Task requirements:
#1 Answer these questions using the passage on bidirectional IRI display:
(a) Where can the examples be seen, and in which variants?
(b) What is the visual representation given in Example 1?
(c) According to Example 3, what happens to delimiters between ltr and rtl components?
#2 Pick up the passage on bidirectional IRI display after its final line and continue it.

Document passage:
+---+

1016	   It also shows what happens if the restrictions given in Section 4.2
1017	   are not followed.  The examples below can be seen at [BidiEx], in
1018	   Arabic, Hebrew, and Bidi Notation variants.

1020	   To read the bidi text in the examples, read the visual representation
1021	   from left to right until you encounter a block of rtl text.  Read the
1022	   rtl block (including slashes and other special characters) from right
1023	   to left, then continue at the next unread ltr character.

1025	   Example 1: A single component with rtl characters is inverted:
1026	   Logical representation: "http://ab.CDEFGH.ij/kl/mn/op.html"
1027	   Visual representation: "http://ab.HGFEDC.ij/kl/mn/op.html"
1028	   Components can be read one by one, and each component can be read in
1029	   its natural direction.

1031	   Example 2: More than one consecutive component with rtl characters is
1032	   inverted as a whole:
1033	   Logical representation: "http://ab.CDE.FGH/ij/kl/mn/op.html"
1034	   Visual representation: "http://ab.HGF.EDC/ij/kl/mn/op.html"
1035	   A sequence of rtl components is read rtl, in the same way as a
1036	   sequence of rtl words is read rtl in a bidi text.

1038	   Example 3: All components of an IRI (except for the scheme) are rtl.
1039	   All rtl components are inverted overall:
1040	   Logical representation: "http://AB.CD.EF/GH/IJ/KL?MN=OP;QR=ST#UV"
1041	   Visual representation: "http://VU#TS=RQ;PO=NM?LK/JI/HG/FE.DC.BA"
1042	   The whole IRI (except the scheme) is read rtl.  Delimiters between
1043	   rtl components stay between the respective components; delimiters
1044	   between ltr and rtl components don't move.

1046	   Example 4: Each of several sequences of rtl components is inverted on
1047	   its own:
1048	   Logical representation: "http://AB.CD.ef/gh/IJ/KL.html"
1049	   Visual representation: "http://DC.BA.ef/gh/LK/JI.html"

+---+

Stored rows:

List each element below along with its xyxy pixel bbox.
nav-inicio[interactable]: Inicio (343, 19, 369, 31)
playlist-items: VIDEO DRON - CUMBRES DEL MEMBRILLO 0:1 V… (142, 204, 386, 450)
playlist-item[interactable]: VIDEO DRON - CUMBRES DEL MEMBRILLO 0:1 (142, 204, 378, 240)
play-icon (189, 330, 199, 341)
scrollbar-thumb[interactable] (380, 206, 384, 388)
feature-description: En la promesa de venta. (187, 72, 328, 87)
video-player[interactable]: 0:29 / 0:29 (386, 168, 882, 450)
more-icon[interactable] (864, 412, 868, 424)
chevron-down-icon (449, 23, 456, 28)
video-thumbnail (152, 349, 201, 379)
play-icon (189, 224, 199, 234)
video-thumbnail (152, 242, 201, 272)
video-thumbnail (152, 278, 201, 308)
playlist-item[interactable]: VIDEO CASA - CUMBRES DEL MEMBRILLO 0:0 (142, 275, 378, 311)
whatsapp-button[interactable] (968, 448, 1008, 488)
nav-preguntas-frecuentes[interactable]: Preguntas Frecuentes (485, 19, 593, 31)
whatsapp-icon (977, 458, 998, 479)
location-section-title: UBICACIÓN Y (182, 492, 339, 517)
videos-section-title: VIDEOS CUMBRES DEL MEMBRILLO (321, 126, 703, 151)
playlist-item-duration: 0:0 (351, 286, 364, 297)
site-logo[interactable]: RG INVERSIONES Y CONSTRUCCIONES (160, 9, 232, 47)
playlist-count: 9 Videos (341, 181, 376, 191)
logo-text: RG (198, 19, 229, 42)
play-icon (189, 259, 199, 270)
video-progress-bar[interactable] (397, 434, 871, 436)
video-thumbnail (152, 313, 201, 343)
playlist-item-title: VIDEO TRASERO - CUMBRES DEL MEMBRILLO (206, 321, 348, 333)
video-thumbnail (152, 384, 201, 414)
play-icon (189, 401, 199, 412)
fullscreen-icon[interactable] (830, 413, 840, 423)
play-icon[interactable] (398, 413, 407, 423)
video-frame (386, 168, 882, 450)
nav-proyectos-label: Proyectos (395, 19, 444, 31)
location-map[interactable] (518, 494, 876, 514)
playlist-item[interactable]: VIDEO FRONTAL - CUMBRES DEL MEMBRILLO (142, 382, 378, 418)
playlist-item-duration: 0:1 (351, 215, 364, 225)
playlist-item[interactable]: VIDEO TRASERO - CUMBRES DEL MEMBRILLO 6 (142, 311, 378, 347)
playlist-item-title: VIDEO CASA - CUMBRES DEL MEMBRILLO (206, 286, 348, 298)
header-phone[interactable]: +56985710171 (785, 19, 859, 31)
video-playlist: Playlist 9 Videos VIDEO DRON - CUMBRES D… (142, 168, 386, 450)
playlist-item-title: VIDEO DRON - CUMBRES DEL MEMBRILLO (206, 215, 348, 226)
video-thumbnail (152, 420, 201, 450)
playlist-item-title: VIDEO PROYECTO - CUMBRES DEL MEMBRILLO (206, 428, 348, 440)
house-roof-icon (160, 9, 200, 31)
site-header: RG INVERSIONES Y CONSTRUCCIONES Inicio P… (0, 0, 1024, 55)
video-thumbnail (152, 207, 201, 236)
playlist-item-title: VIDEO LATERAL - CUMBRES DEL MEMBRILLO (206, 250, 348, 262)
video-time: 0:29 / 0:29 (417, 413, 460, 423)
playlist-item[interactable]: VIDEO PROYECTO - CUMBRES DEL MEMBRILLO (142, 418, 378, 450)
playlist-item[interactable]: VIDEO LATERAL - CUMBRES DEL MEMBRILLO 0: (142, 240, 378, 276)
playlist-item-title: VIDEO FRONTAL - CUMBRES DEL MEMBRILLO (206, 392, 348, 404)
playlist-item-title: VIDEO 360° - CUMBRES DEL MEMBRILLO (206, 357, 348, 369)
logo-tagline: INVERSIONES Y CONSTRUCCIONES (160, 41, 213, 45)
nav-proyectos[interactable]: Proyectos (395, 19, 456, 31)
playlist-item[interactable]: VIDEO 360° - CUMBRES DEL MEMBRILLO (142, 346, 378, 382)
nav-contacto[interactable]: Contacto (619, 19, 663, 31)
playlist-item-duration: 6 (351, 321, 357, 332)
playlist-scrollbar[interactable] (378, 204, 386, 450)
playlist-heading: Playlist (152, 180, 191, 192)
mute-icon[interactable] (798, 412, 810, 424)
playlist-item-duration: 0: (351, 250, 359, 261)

+---+

Answers:
#1
(a) At [BidiEx], in Arabic, Hebrew, and Bidi Notation variants.
(b) "http://ab.HGFEDC.ij/kl/mn/op.html"
(c) They don't move.

#2
1050	   Each sequence of rtl components is read rtl, in the same way as each
1051	   sequence of rtl words in an ltr text is read rtl.

1053	   Example 5: Example 2, applied to components of different kinds:
1054	   Logical representation: "http://ab.cd.EF/GH/ij/kl.html"
1055	   Visual representation: "http://ab.cd.HG/FE/ij/kl.html"
1056	   The inversion of the domain name label and the path component may be
1057	   unexpected, but it is consistent with other bidi behavior.  For
1058	   reassurance that the domain component really is "ab.cd.EF", it may be
1059	   helpful to read aloud the visual representation following the bidi
1060	   algorithm.  After "http://ab.cd." one reads the RTL block
1061	   "E-F-slash-G-H", which corresponds to the logical representation.

1063	   Example 6: Same as Example 5, with more rtl components:
1064	   Logical representation: "http://ab.CD.EF/GH/IJ/kl.html"
1065	   Visual representation: "http://ab.JI/HG/FE.DC/kl.html"
1066	   The inversion of the domain name labels and the path components may
1067	   be easier to identify because the delimiters also move.

1069	   Example 7: A single rtl component includes digits:
1070	   Logical representation: "http://ab.CDE123FGH.ij/kl/mn/op.html"
1071	   Visual representation: "http://ab.HGF123EDC.ij/kl/mn/op.html"
1072	   Numbers are written ltr in all cases but are treated as an additional
1073	   embedding inside a run of rtl characters.  This is completely
1074	   consistent with usual bidirectional text.

1076	   Example 8 (not allowed): Numbers are at the start or end of an rtl
1077	   component:
1078	   Logical representation: "http://ab.cd.ef/GH1/2IJ/KL.html"
1079	   Visual representation: "http://ab.cd.ef/LK/JI1/2HG.html"
1080	   The sequence "1/2" is interpreted by the bidi algorithm as a
1081	   fraction, fragmenting the components and leading to confusion.  There
1082	   are other characters that are interpreted in a special way close to
1083	   numbers; in particular, "+", "-", "#", "$", "%", ",", ".", and ":".

1085	   Example 9 (not allowed): The numbers in the previous example are
1086	   percent-encoded:
1087	   Logical representation: "http://ab.cd.ef/GH%31/%32IJ/KL.html",
1088	   Visual representation: "http://ab.cd.ef/LK/JI%32/%31HG.html"

1090	   Example 10 (allowed but not recommended):

1092	   Logical representation: "http://ab.CDEFGH.123/kl/mn/op.html"
1093	   Visual representation: "http://ab.123.HGFEDC/kl/mn/op.html"
1094	   Components consisting of only numbers are allowed (it would be rather
1095	   difficult to prohibit them), but these may interact with adjacent RTL
1096	   components in ways that are not easy to predict.

1098	   Example 11 (allowed but not recommended):
1099	   Logical representation: "http://ab.CDEFGH.123ij/kl/mn/op.html"
1100	   Visual representation: "http://ab.123.HGFEDCij/kl/mn/op.html"
1101	   Components consisting of numbers and left-to-right characters are
1102	   allowed, but these may interact with adjacent RTL components in ways
1103	   that are not easy to predict.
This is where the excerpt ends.